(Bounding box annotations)
=-=-=
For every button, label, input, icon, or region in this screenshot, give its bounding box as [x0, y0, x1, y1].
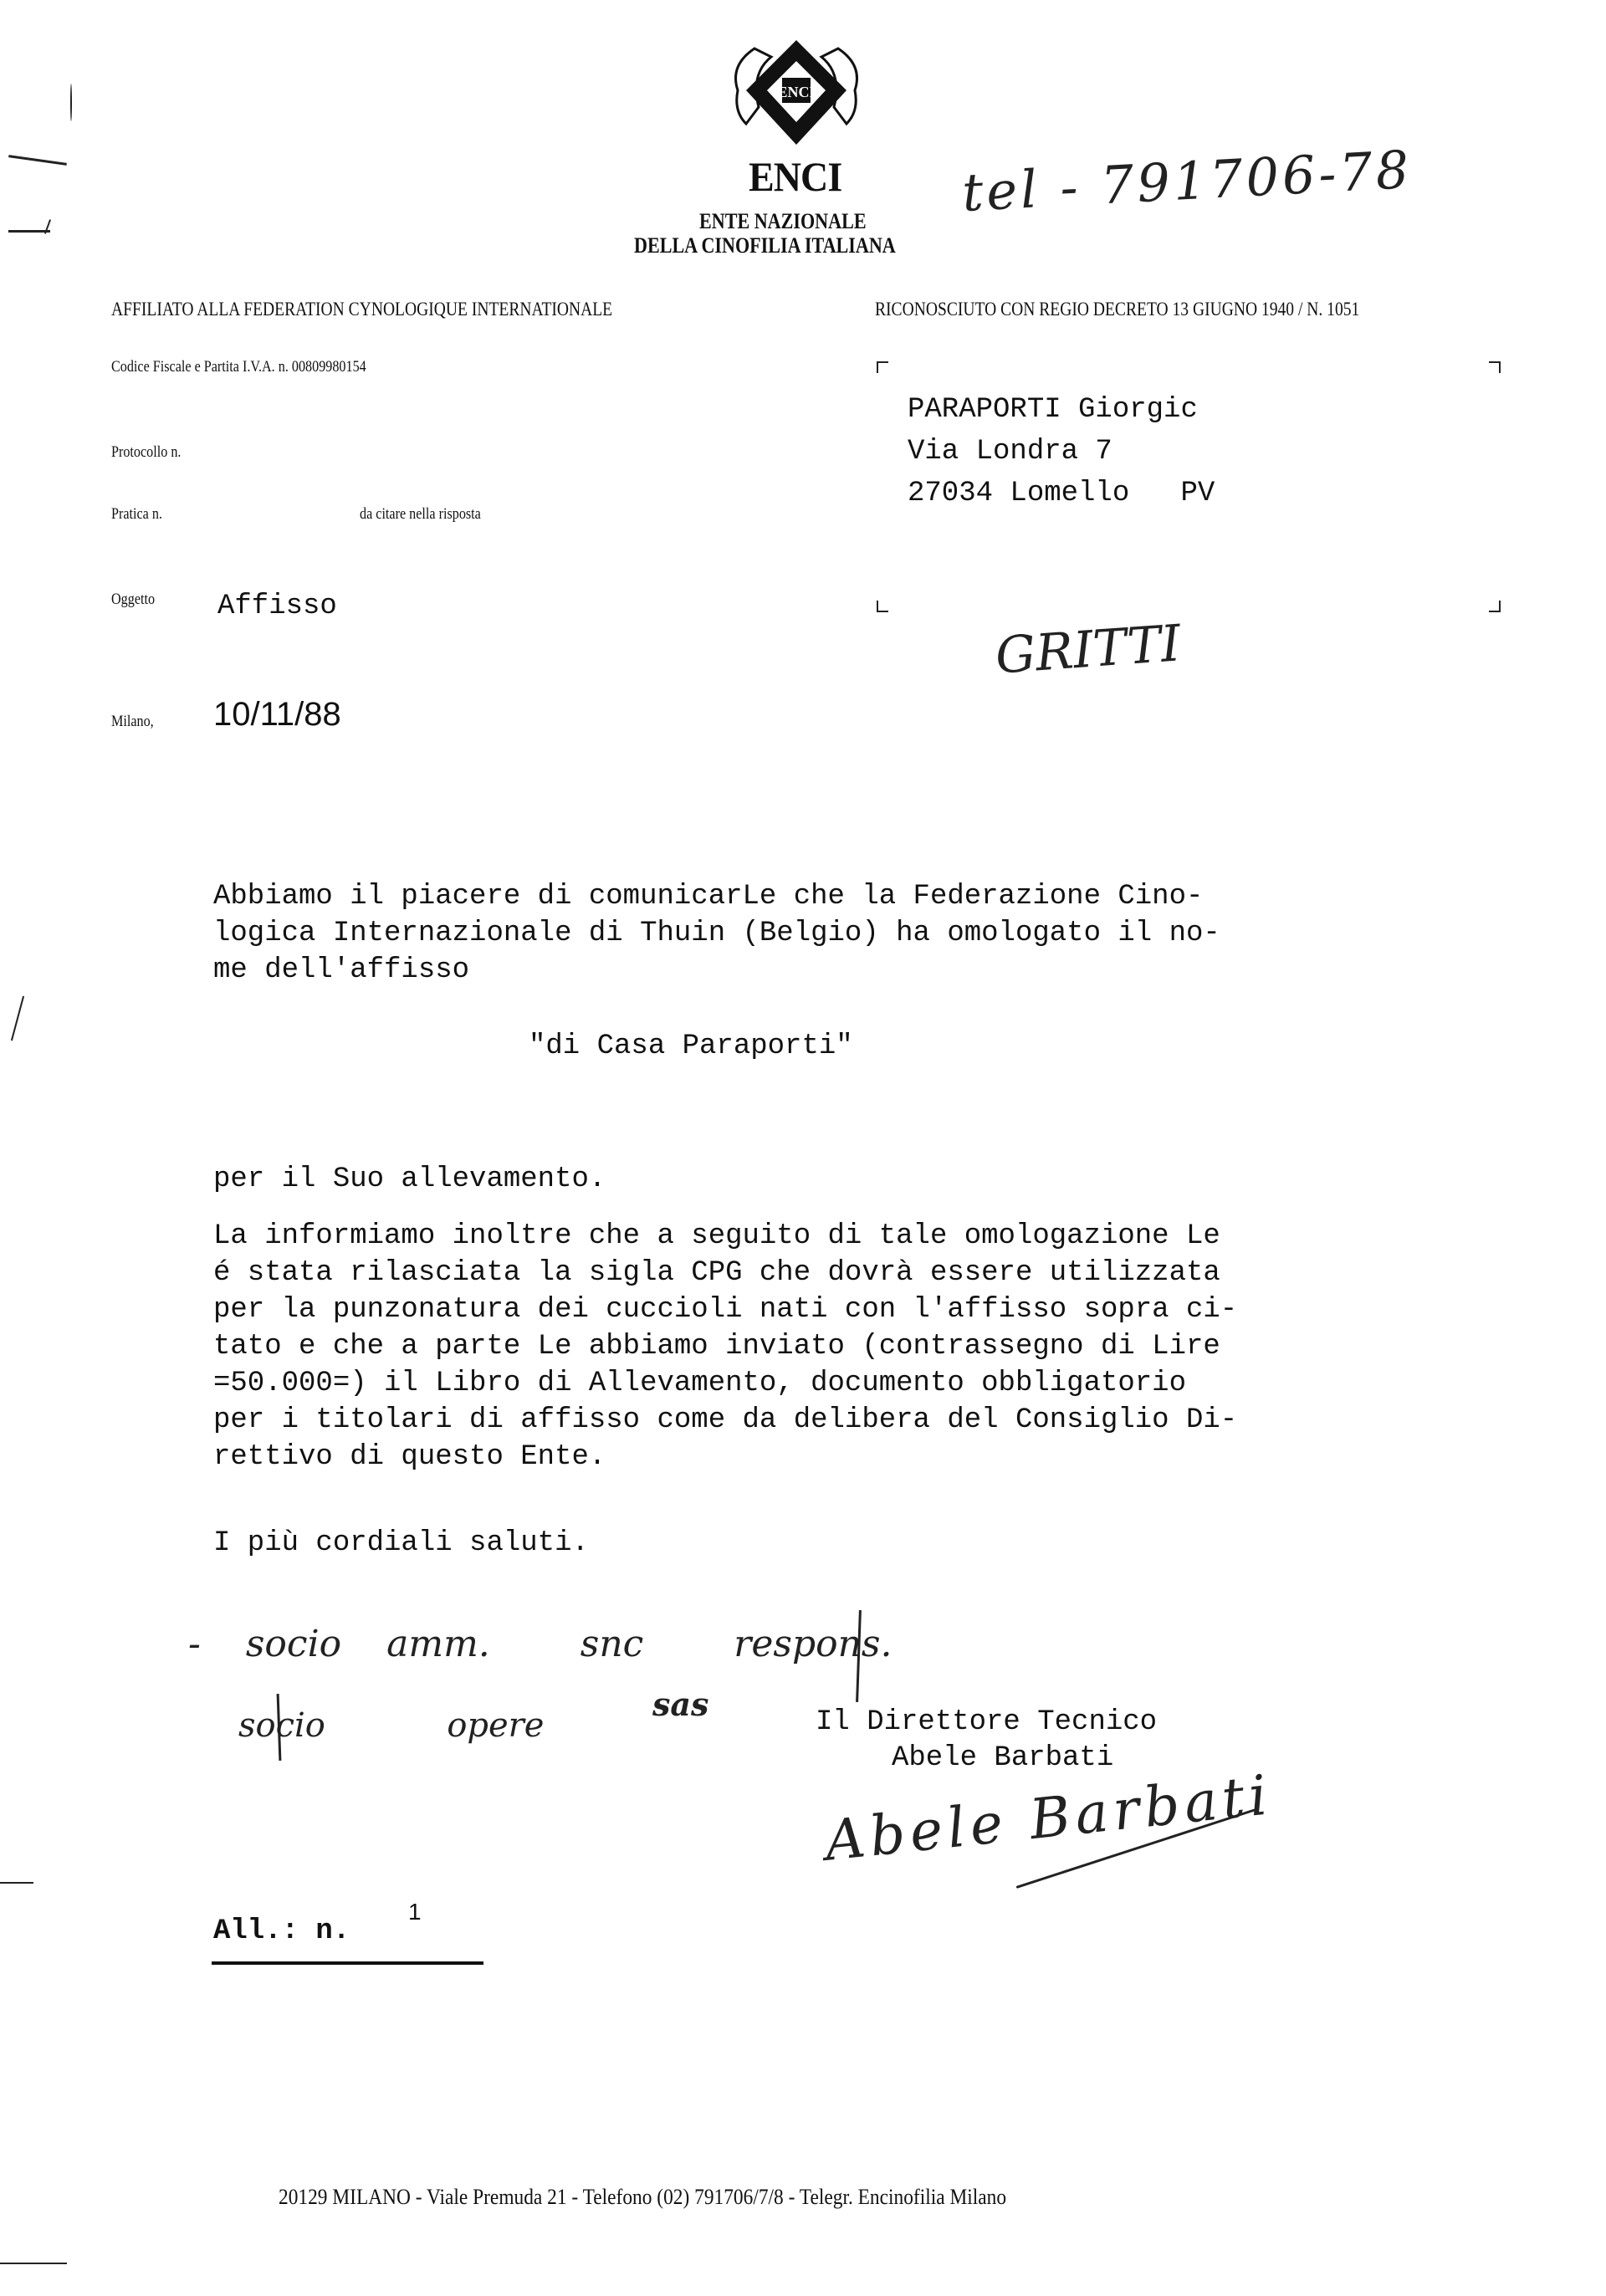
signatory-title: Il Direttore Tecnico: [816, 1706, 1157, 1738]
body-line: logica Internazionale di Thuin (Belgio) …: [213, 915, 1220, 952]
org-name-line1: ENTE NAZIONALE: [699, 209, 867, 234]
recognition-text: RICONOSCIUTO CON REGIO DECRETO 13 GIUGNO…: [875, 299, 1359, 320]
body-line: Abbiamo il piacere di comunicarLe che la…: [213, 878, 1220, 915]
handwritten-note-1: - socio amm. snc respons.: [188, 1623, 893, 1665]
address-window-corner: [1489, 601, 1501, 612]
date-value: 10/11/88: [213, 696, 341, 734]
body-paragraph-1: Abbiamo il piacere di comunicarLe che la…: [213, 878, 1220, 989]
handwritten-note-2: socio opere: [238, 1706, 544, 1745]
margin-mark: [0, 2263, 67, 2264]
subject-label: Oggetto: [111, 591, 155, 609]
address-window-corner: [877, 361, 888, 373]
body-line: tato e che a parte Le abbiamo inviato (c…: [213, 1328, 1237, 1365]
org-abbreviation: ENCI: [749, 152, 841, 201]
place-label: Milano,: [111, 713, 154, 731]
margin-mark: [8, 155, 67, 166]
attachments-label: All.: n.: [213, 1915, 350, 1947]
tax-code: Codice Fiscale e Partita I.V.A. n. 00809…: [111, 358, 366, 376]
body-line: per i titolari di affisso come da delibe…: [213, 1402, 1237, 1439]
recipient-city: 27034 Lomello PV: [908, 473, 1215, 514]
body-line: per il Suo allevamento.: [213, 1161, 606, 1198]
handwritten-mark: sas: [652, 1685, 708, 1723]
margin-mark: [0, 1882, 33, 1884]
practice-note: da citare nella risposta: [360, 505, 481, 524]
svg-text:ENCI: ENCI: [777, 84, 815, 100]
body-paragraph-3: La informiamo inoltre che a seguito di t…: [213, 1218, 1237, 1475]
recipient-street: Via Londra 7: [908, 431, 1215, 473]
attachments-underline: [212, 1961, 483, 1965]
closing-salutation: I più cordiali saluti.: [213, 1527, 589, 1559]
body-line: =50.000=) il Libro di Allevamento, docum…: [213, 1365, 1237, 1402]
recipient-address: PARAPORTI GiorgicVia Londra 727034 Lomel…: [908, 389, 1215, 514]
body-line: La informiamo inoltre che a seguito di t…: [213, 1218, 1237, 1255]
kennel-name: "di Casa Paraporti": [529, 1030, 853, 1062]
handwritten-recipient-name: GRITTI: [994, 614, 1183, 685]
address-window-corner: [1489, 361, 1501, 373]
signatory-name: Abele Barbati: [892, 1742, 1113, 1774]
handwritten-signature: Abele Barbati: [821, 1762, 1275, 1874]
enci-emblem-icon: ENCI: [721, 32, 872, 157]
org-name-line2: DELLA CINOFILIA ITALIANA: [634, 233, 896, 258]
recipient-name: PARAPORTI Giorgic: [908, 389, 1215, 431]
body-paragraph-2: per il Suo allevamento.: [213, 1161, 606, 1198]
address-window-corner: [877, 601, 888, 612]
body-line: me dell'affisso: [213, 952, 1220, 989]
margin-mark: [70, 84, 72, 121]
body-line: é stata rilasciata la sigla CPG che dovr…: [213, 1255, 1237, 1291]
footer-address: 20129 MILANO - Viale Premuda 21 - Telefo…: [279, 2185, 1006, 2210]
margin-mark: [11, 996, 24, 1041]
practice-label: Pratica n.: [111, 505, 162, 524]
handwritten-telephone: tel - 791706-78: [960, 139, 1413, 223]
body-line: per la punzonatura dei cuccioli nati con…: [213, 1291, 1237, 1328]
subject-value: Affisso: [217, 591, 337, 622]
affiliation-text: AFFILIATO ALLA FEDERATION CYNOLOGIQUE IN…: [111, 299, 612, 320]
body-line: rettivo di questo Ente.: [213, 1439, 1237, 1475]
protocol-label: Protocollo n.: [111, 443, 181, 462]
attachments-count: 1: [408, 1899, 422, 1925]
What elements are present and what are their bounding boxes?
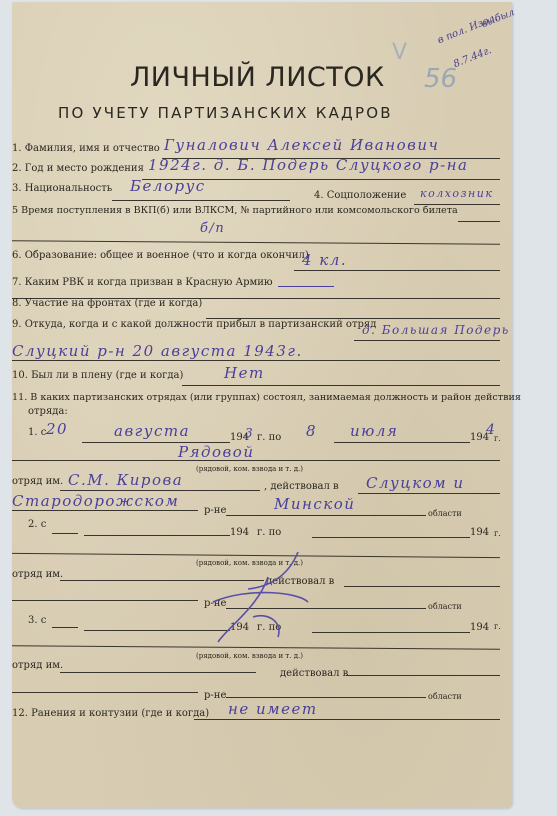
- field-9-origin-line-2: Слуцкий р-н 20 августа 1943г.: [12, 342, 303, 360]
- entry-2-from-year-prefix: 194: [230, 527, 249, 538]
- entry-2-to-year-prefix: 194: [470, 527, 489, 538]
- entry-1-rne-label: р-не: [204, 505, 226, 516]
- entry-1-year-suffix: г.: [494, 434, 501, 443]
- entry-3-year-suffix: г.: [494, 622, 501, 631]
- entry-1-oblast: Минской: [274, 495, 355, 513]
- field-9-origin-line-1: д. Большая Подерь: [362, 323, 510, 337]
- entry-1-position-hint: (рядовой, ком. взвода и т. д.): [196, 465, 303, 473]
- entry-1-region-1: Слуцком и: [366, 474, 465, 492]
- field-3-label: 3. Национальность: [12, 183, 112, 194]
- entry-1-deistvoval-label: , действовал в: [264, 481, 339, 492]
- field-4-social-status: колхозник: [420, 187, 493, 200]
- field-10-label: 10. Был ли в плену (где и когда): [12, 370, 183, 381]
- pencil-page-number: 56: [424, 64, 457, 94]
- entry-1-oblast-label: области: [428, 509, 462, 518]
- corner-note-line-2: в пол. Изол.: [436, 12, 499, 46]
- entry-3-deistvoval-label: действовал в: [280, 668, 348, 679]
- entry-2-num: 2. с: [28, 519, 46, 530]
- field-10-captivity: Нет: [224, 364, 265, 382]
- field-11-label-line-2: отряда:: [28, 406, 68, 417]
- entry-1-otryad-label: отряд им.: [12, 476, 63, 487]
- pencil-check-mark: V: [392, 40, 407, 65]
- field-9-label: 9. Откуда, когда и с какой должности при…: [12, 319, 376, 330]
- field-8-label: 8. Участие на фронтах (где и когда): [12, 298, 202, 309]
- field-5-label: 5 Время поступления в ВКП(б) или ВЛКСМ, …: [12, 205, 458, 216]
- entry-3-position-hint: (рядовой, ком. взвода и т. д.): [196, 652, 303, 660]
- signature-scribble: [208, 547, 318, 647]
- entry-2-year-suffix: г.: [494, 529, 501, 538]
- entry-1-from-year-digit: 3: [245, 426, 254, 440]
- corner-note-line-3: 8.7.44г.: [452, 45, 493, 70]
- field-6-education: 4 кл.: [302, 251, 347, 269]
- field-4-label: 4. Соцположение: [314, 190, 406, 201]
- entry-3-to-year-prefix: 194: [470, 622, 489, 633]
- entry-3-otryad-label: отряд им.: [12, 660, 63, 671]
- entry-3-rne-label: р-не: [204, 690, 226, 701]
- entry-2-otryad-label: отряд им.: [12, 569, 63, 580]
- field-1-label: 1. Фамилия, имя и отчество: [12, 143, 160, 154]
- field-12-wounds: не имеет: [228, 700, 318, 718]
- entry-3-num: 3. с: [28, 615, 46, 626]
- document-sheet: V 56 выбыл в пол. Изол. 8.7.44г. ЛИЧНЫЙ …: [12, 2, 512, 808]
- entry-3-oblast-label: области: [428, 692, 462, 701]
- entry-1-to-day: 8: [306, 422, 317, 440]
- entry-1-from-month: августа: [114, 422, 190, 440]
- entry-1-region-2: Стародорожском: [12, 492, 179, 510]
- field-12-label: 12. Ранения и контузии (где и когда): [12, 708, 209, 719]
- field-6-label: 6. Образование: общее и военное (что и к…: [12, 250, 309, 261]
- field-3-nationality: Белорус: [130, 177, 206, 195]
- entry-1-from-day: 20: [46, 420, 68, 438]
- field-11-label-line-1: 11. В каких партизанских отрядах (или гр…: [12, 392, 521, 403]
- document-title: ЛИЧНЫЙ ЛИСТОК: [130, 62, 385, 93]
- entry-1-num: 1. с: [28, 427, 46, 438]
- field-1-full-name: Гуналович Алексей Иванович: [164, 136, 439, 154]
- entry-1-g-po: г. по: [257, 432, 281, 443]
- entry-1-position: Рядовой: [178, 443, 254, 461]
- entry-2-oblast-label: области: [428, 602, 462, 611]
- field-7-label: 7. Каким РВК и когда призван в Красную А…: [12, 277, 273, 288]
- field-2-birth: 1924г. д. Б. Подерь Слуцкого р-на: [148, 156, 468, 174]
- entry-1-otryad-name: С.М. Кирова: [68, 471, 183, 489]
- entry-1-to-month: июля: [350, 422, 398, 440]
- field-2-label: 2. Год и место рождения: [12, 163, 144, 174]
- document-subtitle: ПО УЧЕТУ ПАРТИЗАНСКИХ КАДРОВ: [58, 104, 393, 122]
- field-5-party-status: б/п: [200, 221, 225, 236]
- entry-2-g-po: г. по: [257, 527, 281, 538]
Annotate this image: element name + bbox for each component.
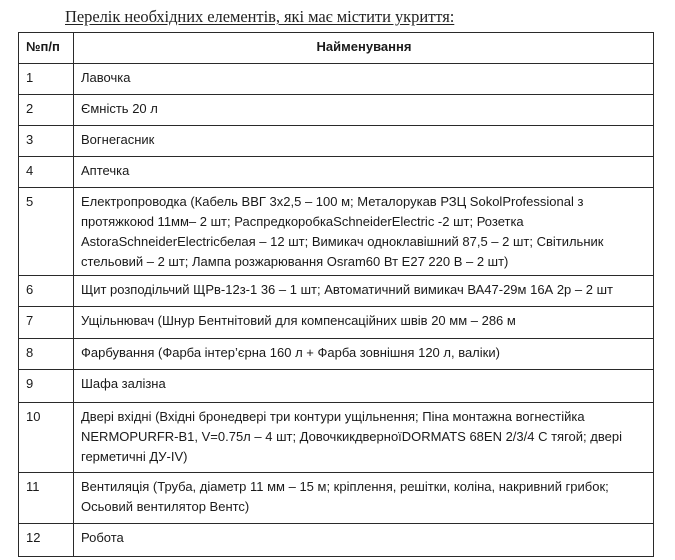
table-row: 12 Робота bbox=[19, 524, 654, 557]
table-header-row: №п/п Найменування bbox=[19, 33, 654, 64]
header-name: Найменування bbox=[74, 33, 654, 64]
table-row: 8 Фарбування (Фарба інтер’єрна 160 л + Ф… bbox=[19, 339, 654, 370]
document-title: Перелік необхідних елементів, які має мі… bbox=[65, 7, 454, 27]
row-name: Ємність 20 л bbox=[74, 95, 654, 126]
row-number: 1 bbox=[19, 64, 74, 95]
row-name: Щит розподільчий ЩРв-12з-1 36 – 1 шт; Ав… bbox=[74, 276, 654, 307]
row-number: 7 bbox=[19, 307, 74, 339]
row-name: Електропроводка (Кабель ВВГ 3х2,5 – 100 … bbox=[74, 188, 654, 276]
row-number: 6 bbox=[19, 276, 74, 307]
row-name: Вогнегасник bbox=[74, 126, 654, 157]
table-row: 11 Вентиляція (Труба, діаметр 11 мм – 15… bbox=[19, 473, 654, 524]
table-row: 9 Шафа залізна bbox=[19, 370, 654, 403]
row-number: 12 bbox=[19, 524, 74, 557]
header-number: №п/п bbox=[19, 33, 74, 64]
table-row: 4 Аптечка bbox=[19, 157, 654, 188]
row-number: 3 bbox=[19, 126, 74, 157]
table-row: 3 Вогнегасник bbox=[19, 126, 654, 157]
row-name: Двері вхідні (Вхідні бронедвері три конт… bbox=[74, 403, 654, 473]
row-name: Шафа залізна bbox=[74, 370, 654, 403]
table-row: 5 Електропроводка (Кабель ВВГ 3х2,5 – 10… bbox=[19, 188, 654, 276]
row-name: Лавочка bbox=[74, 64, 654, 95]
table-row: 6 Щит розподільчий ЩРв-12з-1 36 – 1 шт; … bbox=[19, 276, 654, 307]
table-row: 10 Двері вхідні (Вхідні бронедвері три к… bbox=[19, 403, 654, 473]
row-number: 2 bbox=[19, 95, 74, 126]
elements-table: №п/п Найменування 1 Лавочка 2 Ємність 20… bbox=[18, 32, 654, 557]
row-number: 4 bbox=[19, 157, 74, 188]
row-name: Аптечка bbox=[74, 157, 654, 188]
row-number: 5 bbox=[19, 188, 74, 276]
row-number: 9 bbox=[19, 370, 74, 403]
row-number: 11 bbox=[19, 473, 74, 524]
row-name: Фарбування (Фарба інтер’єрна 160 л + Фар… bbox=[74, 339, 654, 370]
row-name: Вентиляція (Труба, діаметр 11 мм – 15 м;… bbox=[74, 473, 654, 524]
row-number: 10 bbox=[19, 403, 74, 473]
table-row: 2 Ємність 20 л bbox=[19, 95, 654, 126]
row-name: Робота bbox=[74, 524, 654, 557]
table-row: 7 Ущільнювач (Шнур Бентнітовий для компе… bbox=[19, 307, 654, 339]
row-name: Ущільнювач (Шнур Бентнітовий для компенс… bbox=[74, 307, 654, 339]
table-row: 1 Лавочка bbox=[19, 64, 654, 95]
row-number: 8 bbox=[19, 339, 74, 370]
=-=-=
Aim ▸ Please return the lines from the one containing "table-row: 12 Робота bbox=[19, 524, 654, 557]" to the one containing "elements-table: №п/п Найменування", both included, reproduced character for character.

Response to the task ▸
table-row: 12 Робота bbox=[19, 524, 654, 557]
table-header-row: №п/п Найменування bbox=[19, 33, 654, 64]
header-name: Найменування bbox=[74, 33, 654, 64]
table-row: 8 Фарбування (Фарба інтер’єрна 160 л + Ф… bbox=[19, 339, 654, 370]
document-title: Перелік необхідних елементів, які має мі… bbox=[65, 7, 454, 27]
row-name: Ємність 20 л bbox=[74, 95, 654, 126]
row-number: 1 bbox=[19, 64, 74, 95]
row-name: Щит розподільчий ЩРв-12з-1 36 – 1 шт; Ав… bbox=[74, 276, 654, 307]
row-number: 7 bbox=[19, 307, 74, 339]
row-name: Електропроводка (Кабель ВВГ 3х2,5 – 100 … bbox=[74, 188, 654, 276]
row-number: 6 bbox=[19, 276, 74, 307]
row-name: Вогнегасник bbox=[74, 126, 654, 157]
table-row: 11 Вентиляція (Труба, діаметр 11 мм – 15… bbox=[19, 473, 654, 524]
table-row: 9 Шафа залізна bbox=[19, 370, 654, 403]
row-number: 12 bbox=[19, 524, 74, 557]
header-number: №п/п bbox=[19, 33, 74, 64]
table-row: 4 Аптечка bbox=[19, 157, 654, 188]
row-number: 3 bbox=[19, 126, 74, 157]
table-row: 3 Вогнегасник bbox=[19, 126, 654, 157]
row-name: Двері вхідні (Вхідні бронедвері три конт… bbox=[74, 403, 654, 473]
row-name: Шафа залізна bbox=[74, 370, 654, 403]
table-row: 5 Електропроводка (Кабель ВВГ 3х2,5 – 10… bbox=[19, 188, 654, 276]
row-name: Лавочка bbox=[74, 64, 654, 95]
table-row: 6 Щит розподільчий ЩРв-12з-1 36 – 1 шт; … bbox=[19, 276, 654, 307]
table-row: 10 Двері вхідні (Вхідні бронедвері три к… bbox=[19, 403, 654, 473]
row-number: 2 bbox=[19, 95, 74, 126]
elements-table: №п/п Найменування 1 Лавочка 2 Ємність 20… bbox=[18, 32, 654, 557]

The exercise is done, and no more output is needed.